EXERCISE DETAILS
It is required that all of the data be written out exactly.

((

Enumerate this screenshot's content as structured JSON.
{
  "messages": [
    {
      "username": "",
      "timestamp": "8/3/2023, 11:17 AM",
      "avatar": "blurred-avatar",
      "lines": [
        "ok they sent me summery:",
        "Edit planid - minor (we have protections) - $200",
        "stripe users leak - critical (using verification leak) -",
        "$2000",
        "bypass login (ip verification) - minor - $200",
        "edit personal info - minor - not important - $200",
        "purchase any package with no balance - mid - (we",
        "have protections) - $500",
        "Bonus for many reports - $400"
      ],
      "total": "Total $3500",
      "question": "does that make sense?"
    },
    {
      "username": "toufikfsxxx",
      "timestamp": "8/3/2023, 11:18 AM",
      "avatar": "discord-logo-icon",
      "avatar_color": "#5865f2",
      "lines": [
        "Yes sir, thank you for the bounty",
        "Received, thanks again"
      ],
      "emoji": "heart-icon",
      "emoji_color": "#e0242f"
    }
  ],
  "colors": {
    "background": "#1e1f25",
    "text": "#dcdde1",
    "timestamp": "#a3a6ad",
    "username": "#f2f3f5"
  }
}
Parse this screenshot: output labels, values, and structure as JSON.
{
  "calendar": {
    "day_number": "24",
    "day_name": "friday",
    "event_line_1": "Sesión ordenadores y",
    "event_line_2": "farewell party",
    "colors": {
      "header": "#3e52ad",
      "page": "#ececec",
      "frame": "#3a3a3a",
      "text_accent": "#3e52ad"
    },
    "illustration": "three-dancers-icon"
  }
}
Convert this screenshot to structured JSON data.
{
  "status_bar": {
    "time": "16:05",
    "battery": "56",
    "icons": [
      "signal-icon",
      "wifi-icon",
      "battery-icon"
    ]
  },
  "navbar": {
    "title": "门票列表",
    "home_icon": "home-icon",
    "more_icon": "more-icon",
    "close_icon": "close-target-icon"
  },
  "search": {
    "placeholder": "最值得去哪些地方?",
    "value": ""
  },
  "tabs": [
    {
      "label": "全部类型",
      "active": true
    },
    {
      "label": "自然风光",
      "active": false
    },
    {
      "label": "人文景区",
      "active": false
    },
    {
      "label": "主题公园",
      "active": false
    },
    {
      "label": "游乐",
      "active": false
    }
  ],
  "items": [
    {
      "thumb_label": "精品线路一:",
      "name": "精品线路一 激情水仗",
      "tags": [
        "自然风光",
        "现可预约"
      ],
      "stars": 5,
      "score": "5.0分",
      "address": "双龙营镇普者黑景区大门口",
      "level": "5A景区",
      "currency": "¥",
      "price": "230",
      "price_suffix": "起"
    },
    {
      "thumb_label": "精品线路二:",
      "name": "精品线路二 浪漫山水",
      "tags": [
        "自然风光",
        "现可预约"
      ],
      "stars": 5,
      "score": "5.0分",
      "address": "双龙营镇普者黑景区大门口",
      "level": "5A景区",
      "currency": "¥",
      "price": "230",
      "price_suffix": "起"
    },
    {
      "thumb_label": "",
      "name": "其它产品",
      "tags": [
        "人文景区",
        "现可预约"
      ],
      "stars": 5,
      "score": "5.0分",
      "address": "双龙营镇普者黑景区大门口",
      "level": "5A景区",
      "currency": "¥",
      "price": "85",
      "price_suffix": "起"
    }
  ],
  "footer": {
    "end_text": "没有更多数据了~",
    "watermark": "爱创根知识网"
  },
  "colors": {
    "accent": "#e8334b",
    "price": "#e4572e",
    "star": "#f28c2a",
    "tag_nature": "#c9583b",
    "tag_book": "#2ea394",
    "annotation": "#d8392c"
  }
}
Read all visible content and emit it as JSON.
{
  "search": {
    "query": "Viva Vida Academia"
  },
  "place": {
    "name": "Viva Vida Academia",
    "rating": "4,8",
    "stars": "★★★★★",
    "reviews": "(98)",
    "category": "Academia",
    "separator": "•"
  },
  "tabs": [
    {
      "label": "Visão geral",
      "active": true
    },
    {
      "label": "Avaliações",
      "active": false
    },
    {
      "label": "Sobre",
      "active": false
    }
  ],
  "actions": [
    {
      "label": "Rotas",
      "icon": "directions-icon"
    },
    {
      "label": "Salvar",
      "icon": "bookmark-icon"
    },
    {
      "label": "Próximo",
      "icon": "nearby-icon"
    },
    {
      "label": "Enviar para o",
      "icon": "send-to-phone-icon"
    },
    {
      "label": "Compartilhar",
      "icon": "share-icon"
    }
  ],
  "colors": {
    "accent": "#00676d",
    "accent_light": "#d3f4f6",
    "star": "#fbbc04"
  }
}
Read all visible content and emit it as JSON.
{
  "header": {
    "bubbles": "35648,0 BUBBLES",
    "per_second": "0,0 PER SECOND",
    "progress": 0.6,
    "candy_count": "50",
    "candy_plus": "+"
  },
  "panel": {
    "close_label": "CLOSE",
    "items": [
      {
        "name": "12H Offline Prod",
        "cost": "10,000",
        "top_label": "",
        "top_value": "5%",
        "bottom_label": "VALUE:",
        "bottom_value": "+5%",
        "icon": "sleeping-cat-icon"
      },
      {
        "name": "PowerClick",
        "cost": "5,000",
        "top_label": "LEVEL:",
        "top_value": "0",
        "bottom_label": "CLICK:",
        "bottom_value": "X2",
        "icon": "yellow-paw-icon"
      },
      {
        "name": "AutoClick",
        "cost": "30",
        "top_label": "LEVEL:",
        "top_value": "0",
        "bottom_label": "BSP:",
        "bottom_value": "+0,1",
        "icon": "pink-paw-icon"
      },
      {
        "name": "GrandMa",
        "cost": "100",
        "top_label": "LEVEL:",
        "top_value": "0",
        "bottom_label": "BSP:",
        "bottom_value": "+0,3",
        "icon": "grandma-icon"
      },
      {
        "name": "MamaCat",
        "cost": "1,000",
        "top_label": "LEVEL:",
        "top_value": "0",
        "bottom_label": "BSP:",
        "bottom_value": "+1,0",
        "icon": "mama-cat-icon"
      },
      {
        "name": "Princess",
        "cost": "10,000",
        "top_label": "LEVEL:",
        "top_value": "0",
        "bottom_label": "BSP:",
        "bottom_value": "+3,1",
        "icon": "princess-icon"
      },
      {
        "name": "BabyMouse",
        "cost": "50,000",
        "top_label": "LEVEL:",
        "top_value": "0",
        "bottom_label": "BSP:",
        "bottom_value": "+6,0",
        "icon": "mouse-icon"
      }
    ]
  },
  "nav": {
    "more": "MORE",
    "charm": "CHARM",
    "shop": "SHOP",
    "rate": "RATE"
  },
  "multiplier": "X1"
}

))

EXERCISE SOLUTION
Enumerate this screenshot's content as structured JSON.
{
  "messages": [
    {
      "username": "",
      "timestamp": "8/3/2023, 11:17 AM",
      "avatar": "blurred-avatar",
      "lines": [
        "ok they sent me summery:",
        "Edit planid - minor (we have protections) - $200",
        "stripe users leak - critical (using verification leak) -",
        "$2000",
        "bypass login (ip verification) - minor - $200",
        "edit personal info - minor - not important - $200",
        "purchase any package with no balance - mid - (we",
        "have protections) - $500",
        "Bonus for many reports - $400"
      ],
      "total": "Total $3500",
      "question": "does that make sense?"
    },
    {
      "username": "toufikfsxxx",
      "timestamp": "8/3/2023, 11:18 AM",
      "avatar": "discord-logo-icon",
      "avatar_color": "#5865f2",
      "lines": [
        "Yes sir, thank you for the bounty",
        "Received, thanks again"
      ],
      "emoji": "heart-icon",
      "emoji_color": "#e0242f"
    }
  ],
  "colors": {
    "background": "#1e1f25",
    "text": "#dcdde1",
    "timestamp": "#a3a6ad",
    "username": "#f2f3f5"
  }
}
Parse this screenshot: output labels, values, and structure as JSON.
{
  "calendar": {
    "day_number": "24",
    "day_name": "friday",
    "event_line_1": "Sesión ordenadores y",
    "event_line_2": "farewell party",
    "colors": {
      "header": "#3e52ad",
      "page": "#ececec",
      "frame": "#3a3a3a",
      "text_accent": "#3e52ad"
    },
    "illustration": "three-dancers-icon"
  }
}
Convert this screenshot to structured JSON data.
{
  "status_bar": {
    "time": "16:05",
    "battery": "56",
    "icons": [
      "signal-icon",
      "wifi-icon",
      "battery-icon"
    ]
  },
  "navbar": {
    "title": "门票列表",
    "home_icon": "home-icon",
    "more_icon": "more-icon",
    "close_icon": "close-target-icon"
  },
  "search": {
    "placeholder": "最值得去哪些地方?",
    "value": ""
  },
  "tabs": [
    {
      "label": "全部类型",
      "active": true
    },
    {
      "label": "自然风光",
      "active": false
    },
    {
      "label": "人文景区",
      "active": false
    },
    {
      "label": "主题公园",
      "active": false
    },
    {
      "label": "游乐",
      "active": false
    }
  ],
  "items": [
    {
      "thumb_label": "精品线路一:",
      "name": "精品线路一 激情水仗",
      "tags": [
        "自然风光",
        "现可预约"
      ],
      "stars": 5,
      "score": "5.0分",
      "address": "双龙营镇普者黑景区大门口",
      "level": "5A景区",
      "currency": "¥",
      "price": "230",
      "price_suffix": "起"
    },
    {
      "thumb_label": "精品线路二:",
      "name": "精品线路二 浪漫山水",
      "tags": [
        "自然风光",
        "现可预约"
      ],
      "stars": 5,
      "score": "5.0分",
      "address": "双龙营镇普者黑景区大门口",
      "level": "5A景区",
      "currency": "¥",
      "price": "230",
      "price_suffix": "起"
    },
    {
      "thumb_label": "",
      "name": "其它产品",
      "tags": [
        "人文景区",
        "现可预约"
      ],
      "stars": 5,
      "score": "5.0分",
      "address": "双龙营镇普者黑景区大门口",
      "level": "5A景区",
      "currency": "¥",
      "price": "85",
      "price_suffix": "起"
    }
  ],
  "footer": {
    "end_text": "没有更多数据了~",
    "watermark": "爱创根知识网"
  },
  "colors": {
    "accent": "#e8334b",
    "price": "#e4572e",
    "star": "#f28c2a",
    "tag_nature": "#c9583b",
    "tag_book": "#2ea394",
    "annotation": "#d8392c"
  }
}
Read all visible content and emit it as JSON.
{
  "search": {
    "query": "Viva Vida Academia"
  },
  "place": {
    "name": "Viva Vida Academia",
    "rating": "4,8",
    "stars": "★★★★★",
    "reviews": "(98)",
    "category": "Academia",
    "separator": "•"
  },
  "tabs": [
    {
      "label": "Visão geral",
      "active": true
    },
    {
      "label": "Avaliações",
      "active": false
    },
    {
      "label": "Sobre",
      "active": false
    }
  ],
  "actions": [
    {
      "label": "Rotas",
      "icon": "directions-icon"
    },
    {
      "label": "Salvar",
      "icon": "bookmark-icon"
    },
    {
      "label": "Próximo",
      "icon": "nearby-icon"
    },
    {
      "label": "Enviar para o",
      "icon": "send-to-phone-icon"
    },
    {
      "label": "Compartilhar",
      "icon": "share-icon"
    }
  ],
  "colors": {
    "accent": "#00676d",
    "accent_light": "#d3f4f6",
    "star": "#fbbc04"
  }
}
Read all visible content and emit it as JSON.
{
  "header": {
    "bubbles": "35648,0 BUBBLES",
    "per_second": "0,0 PER SECOND",
    "progress": 0.6,
    "candy_count": "50",
    "candy_plus": "+"
  },
  "panel": {
    "close_label": "CLOSE",
    "items": [
      {
        "name": "12H Offline Prod",
        "cost": "10,000",
        "top_label": "",
        "top_value": "5%",
        "bottom_label": "VALUE:",
        "bottom_value": "+5%",
        "icon": "sleeping-cat-icon"
      },
      {
        "name": "PowerClick",
        "cost": "5,000",
        "top_label": "LEVEL:",
        "top_value": "0",
        "bottom_label": "CLICK:",
        "bottom_value": "X2",
        "icon": "yellow-paw-icon"
      },
      {
        "name": "AutoClick",
        "cost": "30",
        "top_label": "LEVEL:",
        "top_value": "0",
        "bottom_label": "BSP:",
        "bottom_value": "+0,1",
        "icon": "pink-paw-icon"
      },
      {
        "name": "GrandMa",
        "cost": "100",
        "top_label": "LEVEL:",
        "top_value": "0",
        "bottom_label": "BSP:",
        "bottom_value": "+0,3",
        "icon": "grandma-icon"
      },
      {
        "name": "MamaCat",
        "cost": "1,000",
        "top_label": "LEVEL:",
        "top_value": "0",
        "bottom_label": "BSP:",
        "bottom_value": "+1,0",
        "icon": "mama-cat-icon"
      },
      {
        "name": "Princess",
        "cost": "10,000",
        "top_label": "LEVEL:",
        "top_value": "0",
        "bottom_label": "BSP:",
        "bottom_value": "+3,1",
        "icon": "princess-icon"
      },
      {
        "name": "BabyMouse",
        "cost": "50,000",
        "top_label": "LEVEL:",
        "top_value": "0",
        "bottom_label": "BSP:",
        "bottom_value": "+6,0",
        "icon": "mouse-icon"
      }
    ]
  },
  "nav": {
    "more": "MORE",
    "charm": "CHARM",
    "shop": "SHOP",
    "rate": "RATE"
  },
  "multiplier": "X1"
}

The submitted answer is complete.